QUOTED PASSAGE:
Album: Around the World with Henry Jacobs

Label: Important

Review date: Jun. 25, 2010


Built from sound manipulation, ethnic folkways, musique concrete experimentation, spoken-word conceptual humor and socio-cultural satire, Henry Jacobs’s radio collages from the mid- 20th century offer an idiosyncratic but nonetheless vivid taste of the American creative frontier during the beat movement and counterculture years; a manically creative west coast–hipster exploration of possibilities at the FM radio fringes of electronic mass media.

Jacobs started in radio in Chicago, but the art, music and poetry scene of 1950s San Francisco called him, and it turned out to be an ideal and receptive environment for what he would do for the next two decades. So what was he doing? Well, using tape recorders to capture, process and compose with sound; improvising jazz bands, Afro-Cuban percussion ensembles, and city soundscapes; manipulating pitch, cutting tape; and messing around with analog synthesizers. Added to this mix were fake improvised interviews and conversations with the likes of supposed ethnic music scholars, strange street people and beatnik jazz poets. The quiet kick to these segments often came from the slow, subtly developing revelation that hipsters and squares were often equally clueless, confused and obtuse in their perceptions of the world. On a deeper level, there was a disturbing sense that people could not actually communicate with each other — as if everybody was speaking a slightly different language.

OBJECTIVES:
[a] Reproduce the portion of the Henry Jacobs album review starting at "Album: Around the" and ending at "electronic mass media.".
[b] Answer the following questions using the Henry Jacobs album review:
(i) Which label released the album?
(ii) In which city did Jacobs begin working in radio?
(iii) The art, music and poetry scene of which city and decade drew him away?
[c] Carry on the review of Around the World with Henry Jacobs from the point at which it ends.

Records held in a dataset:
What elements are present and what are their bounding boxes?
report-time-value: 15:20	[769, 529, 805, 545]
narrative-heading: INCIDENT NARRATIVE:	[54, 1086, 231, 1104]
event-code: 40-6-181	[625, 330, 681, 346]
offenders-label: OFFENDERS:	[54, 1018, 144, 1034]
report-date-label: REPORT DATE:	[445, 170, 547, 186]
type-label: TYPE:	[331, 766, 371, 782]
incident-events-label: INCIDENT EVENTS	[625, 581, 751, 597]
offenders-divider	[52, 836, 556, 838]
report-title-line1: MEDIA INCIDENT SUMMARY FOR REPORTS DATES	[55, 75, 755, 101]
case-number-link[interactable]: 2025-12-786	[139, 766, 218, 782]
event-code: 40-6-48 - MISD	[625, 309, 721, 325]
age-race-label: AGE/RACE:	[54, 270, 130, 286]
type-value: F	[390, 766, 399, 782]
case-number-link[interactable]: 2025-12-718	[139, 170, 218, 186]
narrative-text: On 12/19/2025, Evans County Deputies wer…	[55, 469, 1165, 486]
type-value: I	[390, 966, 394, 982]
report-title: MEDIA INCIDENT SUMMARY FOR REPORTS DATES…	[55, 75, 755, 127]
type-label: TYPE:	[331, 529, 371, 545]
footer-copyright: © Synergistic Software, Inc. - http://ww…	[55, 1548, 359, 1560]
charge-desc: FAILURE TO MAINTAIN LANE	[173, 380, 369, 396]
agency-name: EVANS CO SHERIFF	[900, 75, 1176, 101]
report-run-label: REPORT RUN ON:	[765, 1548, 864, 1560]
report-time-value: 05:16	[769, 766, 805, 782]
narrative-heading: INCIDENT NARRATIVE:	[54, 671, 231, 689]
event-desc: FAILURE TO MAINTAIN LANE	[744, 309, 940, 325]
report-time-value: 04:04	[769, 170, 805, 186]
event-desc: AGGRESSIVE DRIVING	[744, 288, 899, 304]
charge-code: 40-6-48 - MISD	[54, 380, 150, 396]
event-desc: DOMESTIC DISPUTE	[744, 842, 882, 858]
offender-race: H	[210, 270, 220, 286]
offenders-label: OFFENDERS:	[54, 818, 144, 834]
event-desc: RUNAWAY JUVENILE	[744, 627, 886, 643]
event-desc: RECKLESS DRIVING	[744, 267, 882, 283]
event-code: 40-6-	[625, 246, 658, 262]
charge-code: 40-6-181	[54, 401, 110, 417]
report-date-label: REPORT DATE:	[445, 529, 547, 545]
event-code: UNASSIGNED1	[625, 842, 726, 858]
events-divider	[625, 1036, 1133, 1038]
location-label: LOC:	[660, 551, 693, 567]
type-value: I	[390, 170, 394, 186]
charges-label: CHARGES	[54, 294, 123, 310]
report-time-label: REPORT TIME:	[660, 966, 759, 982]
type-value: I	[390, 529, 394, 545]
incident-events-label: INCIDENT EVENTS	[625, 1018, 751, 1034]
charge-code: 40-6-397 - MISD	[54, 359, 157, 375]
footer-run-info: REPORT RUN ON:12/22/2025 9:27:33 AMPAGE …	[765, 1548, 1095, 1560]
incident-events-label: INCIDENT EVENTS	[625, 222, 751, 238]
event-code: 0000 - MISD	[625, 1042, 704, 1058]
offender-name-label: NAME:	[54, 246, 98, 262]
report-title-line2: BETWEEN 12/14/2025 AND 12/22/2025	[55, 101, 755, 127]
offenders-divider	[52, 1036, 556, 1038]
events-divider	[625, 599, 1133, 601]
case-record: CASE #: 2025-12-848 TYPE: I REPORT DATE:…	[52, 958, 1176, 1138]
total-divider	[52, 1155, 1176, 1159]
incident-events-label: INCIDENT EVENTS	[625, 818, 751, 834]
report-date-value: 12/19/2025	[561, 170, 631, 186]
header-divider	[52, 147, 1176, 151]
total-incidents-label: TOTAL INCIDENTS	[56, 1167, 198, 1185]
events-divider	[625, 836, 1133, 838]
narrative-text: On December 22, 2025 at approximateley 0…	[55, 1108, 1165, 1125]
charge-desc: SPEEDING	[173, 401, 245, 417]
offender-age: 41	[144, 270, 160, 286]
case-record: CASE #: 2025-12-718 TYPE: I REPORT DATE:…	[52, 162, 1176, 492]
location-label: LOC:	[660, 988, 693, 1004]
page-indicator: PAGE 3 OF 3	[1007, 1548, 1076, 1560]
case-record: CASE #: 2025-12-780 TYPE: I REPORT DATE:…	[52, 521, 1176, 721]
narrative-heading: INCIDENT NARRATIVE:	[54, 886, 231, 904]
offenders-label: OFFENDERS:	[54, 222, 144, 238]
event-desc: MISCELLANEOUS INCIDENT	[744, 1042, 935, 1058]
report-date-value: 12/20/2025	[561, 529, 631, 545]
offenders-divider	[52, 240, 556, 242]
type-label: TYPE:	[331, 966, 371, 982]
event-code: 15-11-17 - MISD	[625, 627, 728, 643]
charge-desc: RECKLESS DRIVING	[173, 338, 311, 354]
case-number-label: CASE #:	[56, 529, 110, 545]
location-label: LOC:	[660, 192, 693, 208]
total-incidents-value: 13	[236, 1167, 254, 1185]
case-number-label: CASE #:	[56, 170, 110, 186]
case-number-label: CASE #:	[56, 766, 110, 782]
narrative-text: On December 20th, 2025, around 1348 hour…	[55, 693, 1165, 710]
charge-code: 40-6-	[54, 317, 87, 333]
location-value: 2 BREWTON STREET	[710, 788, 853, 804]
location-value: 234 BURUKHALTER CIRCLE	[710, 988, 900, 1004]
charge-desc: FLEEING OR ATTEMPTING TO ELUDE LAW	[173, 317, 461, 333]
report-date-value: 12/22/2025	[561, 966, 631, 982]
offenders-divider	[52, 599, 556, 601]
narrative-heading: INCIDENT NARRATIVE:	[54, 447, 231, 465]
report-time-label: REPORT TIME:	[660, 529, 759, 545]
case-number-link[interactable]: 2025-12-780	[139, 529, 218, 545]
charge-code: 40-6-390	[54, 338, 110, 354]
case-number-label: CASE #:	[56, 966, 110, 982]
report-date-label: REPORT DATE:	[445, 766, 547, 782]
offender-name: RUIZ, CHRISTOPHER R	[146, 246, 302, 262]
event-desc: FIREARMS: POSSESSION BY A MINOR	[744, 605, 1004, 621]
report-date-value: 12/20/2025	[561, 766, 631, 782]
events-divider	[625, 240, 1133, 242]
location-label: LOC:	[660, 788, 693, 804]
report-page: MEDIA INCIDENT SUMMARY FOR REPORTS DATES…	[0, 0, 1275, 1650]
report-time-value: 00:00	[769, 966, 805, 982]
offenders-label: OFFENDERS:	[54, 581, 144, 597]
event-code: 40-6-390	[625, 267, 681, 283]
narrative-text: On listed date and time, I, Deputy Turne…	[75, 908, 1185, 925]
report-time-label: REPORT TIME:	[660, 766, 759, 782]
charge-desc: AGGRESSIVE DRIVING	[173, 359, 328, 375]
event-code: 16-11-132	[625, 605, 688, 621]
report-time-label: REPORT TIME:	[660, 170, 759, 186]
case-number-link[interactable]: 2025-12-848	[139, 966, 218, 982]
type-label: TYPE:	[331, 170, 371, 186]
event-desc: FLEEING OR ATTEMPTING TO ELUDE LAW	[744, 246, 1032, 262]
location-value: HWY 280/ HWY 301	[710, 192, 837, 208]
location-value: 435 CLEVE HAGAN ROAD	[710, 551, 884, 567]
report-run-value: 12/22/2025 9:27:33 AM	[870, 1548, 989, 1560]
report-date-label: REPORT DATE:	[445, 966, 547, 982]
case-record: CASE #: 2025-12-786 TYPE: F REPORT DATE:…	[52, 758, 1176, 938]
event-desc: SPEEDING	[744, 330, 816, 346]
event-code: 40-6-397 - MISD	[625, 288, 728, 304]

EXERCISE ANSWERS:
[a]
Album: Around the World with Henry Jacobs

Label: Important

Review date: Jun. 25, 2010


Built from sound manipulation, ethnic folkways, musique concrete experimentation, spoken-word conceptual humor and socio-cultural satire, Henry Jacobs’s radio collages from the mid- 20th century offer an idiosyncratic but nonetheless vivid taste of the American creative frontier during the beat movement and counterculture years; a manically creative west coast–hipster exploration of possibilities at the FM radio fringes of electronic mass media.

[b]
(i) Important
(ii) Chicago
(iii) San Francisco in the 1950s

[c]
The Henry Jacobs legend is full of missing tapes and forgotten, buried archives. The selections released here were apparently dug up by Jacobs recently in his backyard. No dates or sources are given, but judging from cultural references and various argots, the material seems to range from the 1950s through the 1970s. (The bonus disc is a you-are-there 1957 recording of Kenneth Rexroth and Lawrence Ferlinghetti reading poems to jazz accompaniment in a small San Francisco club.).

All the aforementioned traits and techniques are on display in the collection; one can hear in the comedy segments a sort of beat version of Bob and Ray’s cool radio conceptualism with some Lenny Bruce rawness thrown in, the whole thing unfolding with the attention to sound-as-art and mind-bending evocation that eventually blossomed in the psychedelic radio plays of Firesign Theatre.

Behind much of the humor, however (and in the pieces that are not overtly humorous), it seems that there is something philosophical at the heart of Jacobs’s expression and experimentation, a rough beauty and revelation to be found in the way disparate sounds and paths of perception can stumble together into something new — something, perhaps, just as surprisingly transcendent as it is absurd and transitory.